→ Work required
Leave the pictures out and print every record below exactly as it stands.

--- Start Given data ---

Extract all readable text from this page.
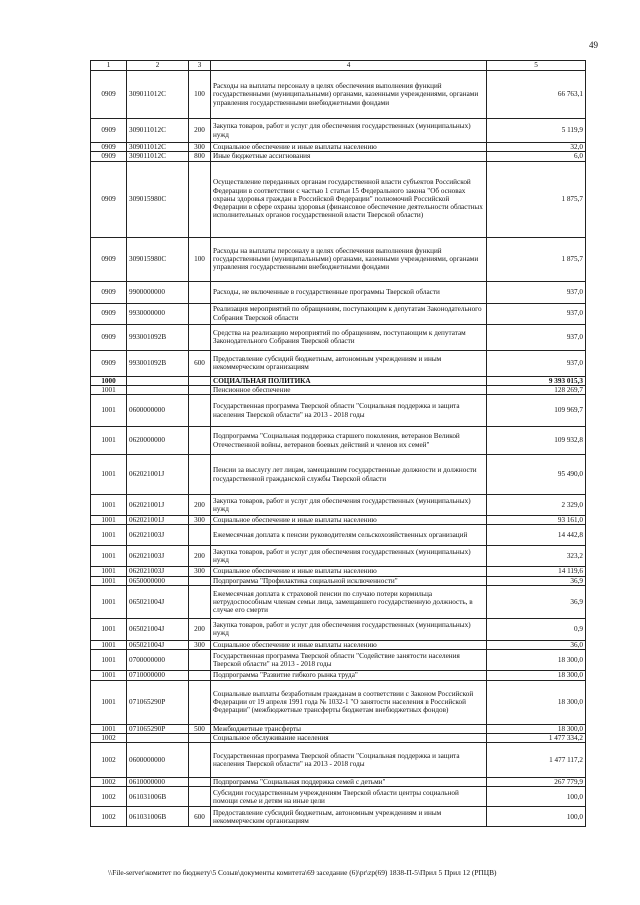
49
1	2	3	4	5
0909	309011012C	100	Расходы на выплаты персоналу в целях обеспечения выполнения функций государственными (муниципальными) органами, казенными учреждениями, органами управления государственными внебюджетными фондами	66 763,1
0909	309011012C	200	Закупка товаров, работ и услуг для обеспечения государственных (муниципальных) нужд	5 119,9
0909	309011012C	300	Социальное обеспечение и иные выплаты населению	32,0
0909	309011012C	800	Иные бюджетные ассигнования	6,0
0909	309015980C		Осуществление переданных органам государственной власти субъектов Российской Федерации в соответствии с частью 1 статьи 15 Федерального закона "Об основах охраны здоровья граждан в Российской Федерации" полномочий Российской Федерации в сфере охраны здоровья (финансовое обеспечение деятельности областных исполнительных органов государственной власти Тверской области)	1 875,7
0909	309015980C	100	Расходы на выплаты персоналу в целях обеспечения выполнения функций государственными (муниципальными) органами, казенными учреждениями, органами управления государственными внебюджетными фондами	1 875,7
0909	9900000000		Расходы, не включенные в государственные программы Тверской области	937,0
0909	9930000000		Реализация мероприятий по обращениям, поступающим к депутатам Законодательного Собрания Тверской области	937,0
0909	993001092В		Средства на реализацию мероприятий по обращениям, поступающим к депутатам Законодательного Собрания Тверской области	937,0
0909	993001092В	600	Предоставление субсидий бюджетным, автономным учреждениям и иным некоммерческим организациям	937,0
1000			СОЦИАЛЬНАЯ ПОЛИТИКА	9 393 015,3
1001			Пенсионное обеспечение	128 269,7
1001	0600000000		Государственная программа Тверской области "Социальная поддержка и защита населения Тверской области" на 2013 - 2018 годы	109 969,7
1001	0620000000		Подпрограмма "Социальная поддержка старшего поколения, ветеранов Великой Отечественной войны, ветеранов боевых действий и членов их семей"	109 932,8
1001	062021001J		Пенсии за выслугу лет лицам, замещавшим государственные должности и должности государственной гражданской службы Тверской области	95 490,0
1001	062021001J	200	Закупка товаров, работ и услуг для обеспечения государственных (муниципальных) нужд	2 329,0
1001	062021001J	300	Социальное обеспечение и иные выплаты населению	93 161,0
1001	062021003J		Ежемесячная доплата к пенсии руководителям сельскохозяйственных организаций	14 442,8
1001	062021003J	200	Закупка товаров, работ и услуг для обеспечения государственных (муниципальных) нужд	323,2
1001	062021003J	300	Социальное обеспечение и иные выплаты населению	14 119,6
1001	0650000000		Подпрограмма "Профилактика социальной исключенности"	36,9
1001	065021004J		Ежемесячная доплата к страховой пенсии по случаю потери кормильца нетрудоспособным членам семьи лица, замещавшего государственную должность, в случае его смерти	36,9
1001	065021004J	200	Закупка товаров, работ и услуг для обеспечения государственных (муниципальных) нужд	0,9
1001	065021004J	300	Социальное обеспечение и иные выплаты населению	36,0
1001	0700000000		Государственная программа Тверской области "Содействие занятости населения Тверской области" на 2013 - 2018 годы	18 300,0
1001	0710000000		Подпрограмма "Развитие гибкого рынка труда"	18 300,0
1001	071065290Р		Социальные выплаты безработным гражданам в соответствии с Законом Российской Федерации от 19 апреля 1991 года № 1032-1 "О занятости населения в Российской Федерации" (межбюджетные трансферты бюджетам внебюджетных фондов)	18 300,0
1001	071065290Р	500	Межбюджетные трансферты	18 300,0
1002			Социальное обслуживание населения	1 477 334,2
1002	0600000000		Государственная программа Тверской области "Социальная поддержка и защита населения Тверской области" на 2013 - 2018 годы	1 477 117,2
1002	0610000000		Подпрограмма "Социальная поддержка семей с детьми"	267 779,9
1002	061031006В		Субсидии государственным учреждениям Тверской области центры социальной помощи семье и детям на иные цели	100,0
1002	061031006В	600	Предоставление субсидий бюджетным, автономным учреждениям и иным некоммерческим организациям	100,0
\\File-server\комитет по бюджету\5 Созыв\документы комитета\69 заседание (6)\pr\zp(69) 1838-П-5\Прил 5 Прил 12 (РПЦВ)
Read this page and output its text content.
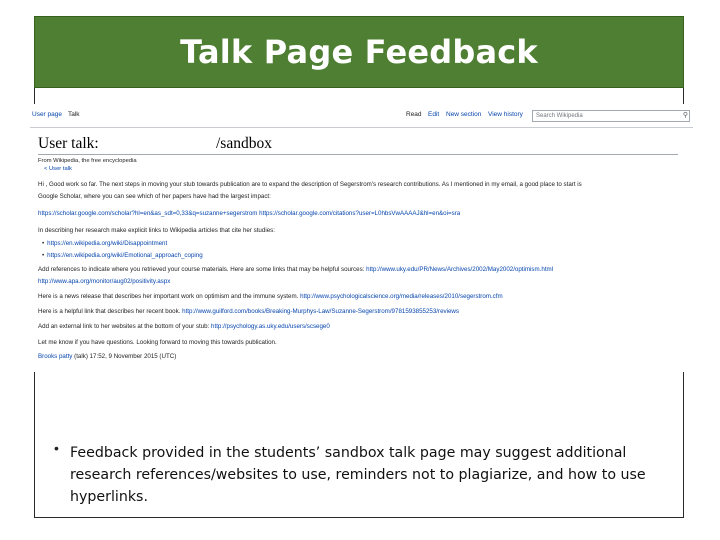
Talk Page Feedback
User page Talk	Read Edit New section View history	Search Wikipedia	⚲
User talk:	/sandbox
From Wikipedia, the free encyclopedia
< User talk
Hi , Good work so far. The next steps in moving your stub towards publication are to expand the description of Segerstrom's research contributions. As I mentioned in my email, a good place to start is
Google Scholar, where you can see which of her papers have had the largest impact:
https://scholar.google.com/scholar?hl=en&as_sdt=0,33&q=suzanne+segerstrom https://scholar.google.com/citations?user=L0hbsVwAAAAJ&hl=en&oi=sra
In describing her research make explicit links to Wikipedia articles that cite her studies:
• https://en.wikipedia.org/wiki/Disappointment
• https://en.wikipedia.org/wiki/Emotional_approach_coping
Add references to indicate where you retrieved your course materials. Here are some links that may be helpful sources: http://www.uky.edu/PR/News/Archives/2002/May2002/optimism.html
http://www.apa.org/monitor/aug02/positivity.aspx
Here is a news release that describes her important work on optimism and the immune system. http://www.psychologicalscience.org/media/releases/2010/segerstrom.cfm
Here is a helpful link that describes her recent book. http://www.guilford.com/books/Breaking-Murphys-Law/Suzanne-Segerstrom/9781593855253/reviews
Add an external link to her websites at the bottom of your stub: http://psychology.as.uky.edu/users/scsege0
Let me know if you have questions. Looking forward to moving this towards publication.
Brooks patty (talk) 17:52, 9 November 2015 (UTC)
• Feedback provided in the students’ sandbox talk page may suggest additional research references/websites to use, reminders not to plagiarize, and how to use hyperlinks.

--- End Given data ---

→ Solved exercise
Extract all readable text from this page.
49
1	2	3	4	5
0909	309011012C	100	Расходы на выплаты персоналу в целях обеспечения выполнения функций государственными (муниципальными) органами, казенными учреждениями, органами управления государственными внебюджетными фондами	66 763,1
0909	309011012C	200	Закупка товаров, работ и услуг для обеспечения государственных (муниципальных) нужд	5 119,9
0909	309011012C	300	Социальное обеспечение и иные выплаты населению	32,0
0909	309011012C	800	Иные бюджетные ассигнования	6,0
0909	309015980C		Осуществление переданных органам государственной власти субъектов Российской Федерации в соответствии с частью 1 статьи 15 Федерального закона "Об основах охраны здоровья граждан в Российской Федерации" полномочий Российской Федерации в сфере охраны здоровья (финансовое обеспечение деятельности областных исполнительных органов государственной власти Тверской области)	1 875,7
0909	309015980C	100	Расходы на выплаты персоналу в целях обеспечения выполнения функций государственными (муниципальными) органами, казенными учреждениями, органами управления государственными внебюджетными фондами	1 875,7
0909	9900000000		Расходы, не включенные в государственные программы Тверской области	937,0
0909	9930000000		Реализация мероприятий по обращениям, поступающим к депутатам Законодательного Собрания Тверской области	937,0
0909	993001092В		Средства на реализацию мероприятий по обращениям, поступающим к депутатам Законодательного Собрания Тверской области	937,0
0909	993001092В	600	Предоставление субсидий бюджетным, автономным учреждениям и иным некоммерческим организациям	937,0
1000			СОЦИАЛЬНАЯ ПОЛИТИКА	9 393 015,3
1001			Пенсионное обеспечение	128 269,7
1001	0600000000		Государственная программа Тверской области "Социальная поддержка и защита населения Тверской области" на 2013 - 2018 годы	109 969,7
1001	0620000000		Подпрограмма "Социальная поддержка старшего поколения, ветеранов Великой Отечественной войны, ветеранов боевых действий и членов их семей"	109 932,8
1001	062021001J		Пенсии за выслугу лет лицам, замещавшим государственные должности и должности государственной гражданской службы Тверской области	95 490,0
1001	062021001J	200	Закупка товаров, работ и услуг для обеспечения государственных (муниципальных) нужд	2 329,0
1001	062021001J	300	Социальное обеспечение и иные выплаты населению	93 161,0
1001	062021003J		Ежемесячная доплата к пенсии руководителям сельскохозяйственных организаций	14 442,8
1001	062021003J	200	Закупка товаров, работ и услуг для обеспечения государственных (муниципальных) нужд	323,2
1001	062021003J	300	Социальное обеспечение и иные выплаты населению	14 119,6
1001	0650000000		Подпрограмма "Профилактика социальной исключенности"	36,9
1001	065021004J		Ежемесячная доплата к страховой пенсии по случаю потери кормильца нетрудоспособным членам семьи лица, замещавшего государственную должность, в случае его смерти	36,9
1001	065021004J	200	Закупка товаров, работ и услуг для обеспечения государственных (муниципальных) нужд	0,9
1001	065021004J	300	Социальное обеспечение и иные выплаты населению	36,0
1001	0700000000		Государственная программа Тверской области "Содействие занятости населения Тверской области" на 2013 - 2018 годы	18 300,0
1001	0710000000		Подпрограмма "Развитие гибкого рынка труда"	18 300,0
1001	071065290Р		Социальные выплаты безработным гражданам в соответствии с Законом Российской Федерации от 19 апреля 1991 года № 1032-1 "О занятости населения в Российской Федерации" (межбюджетные трансферты бюджетам внебюджетных фондов)	18 300,0
1001	071065290Р	500	Межбюджетные трансферты	18 300,0
1002			Социальное обслуживание населения	1 477 334,2
1002	0600000000		Государственная программа Тверской области "Социальная поддержка и защита населения Тверской области" на 2013 - 2018 годы	1 477 117,2
1002	0610000000		Подпрограмма "Социальная поддержка семей с детьми"	267 779,9
1002	061031006В		Субсидии государственным учреждениям Тверской области центры социальной помощи семье и детям на иные цели	100,0
1002	061031006В	600	Предоставление субсидий бюджетным, автономным учреждениям и иным некоммерческим организациям	100,0
\\File-server\комитет по бюджету\5 Созыв\документы комитета\69 заседание (6)\pr\zp(69) 1838-П-5\Прил 5 Прил 12 (РПЦВ)
Read this page and output its text content.
Talk Page Feedback
User page Talk	Read Edit New section View history	Search Wikipedia	⚲
User talk:	/sandbox
From Wikipedia, the free encyclopedia
< User talk
Hi , Good work so far. The next steps in moving your stub towards publication are to expand the description of Segerstrom's research contributions. As I mentioned in my email, a good place to start is
Google Scholar, where you can see which of her papers have had the largest impact:
https://scholar.google.com/scholar?hl=en&as_sdt=0,33&q=suzanne+segerstrom https://scholar.google.com/citations?user=L0hbsVwAAAAJ&hl=en&oi=sra
In describing her research make explicit links to Wikipedia articles that cite her studies:
• https://en.wikipedia.org/wiki/Disappointment
• https://en.wikipedia.org/wiki/Emotional_approach_coping
Add references to indicate where you retrieved your course materials. Here are some links that may be helpful sources: http://www.uky.edu/PR/News/Archives/2002/May2002/optimism.html
http://www.apa.org/monitor/aug02/positivity.aspx
Here is a news release that describes her important work on optimism and the immune system. http://www.psychologicalscience.org/media/releases/2010/segerstrom.cfm
Here is a helpful link that describes her recent book. http://www.guilford.com/books/Breaking-Murphys-Law/Suzanne-Segerstrom/9781593855253/reviews
Add an external link to her websites at the bottom of your stub: http://psychology.as.uky.edu/users/scsege0
Let me know if you have questions. Looking forward to moving this towards publication.
Brooks patty (talk) 17:52, 9 November 2015 (UTC)
• Feedback provided in the students’ sandbox talk page may suggest additional research references/websites to use, reminders not to plagiarize, and how to use hyperlinks.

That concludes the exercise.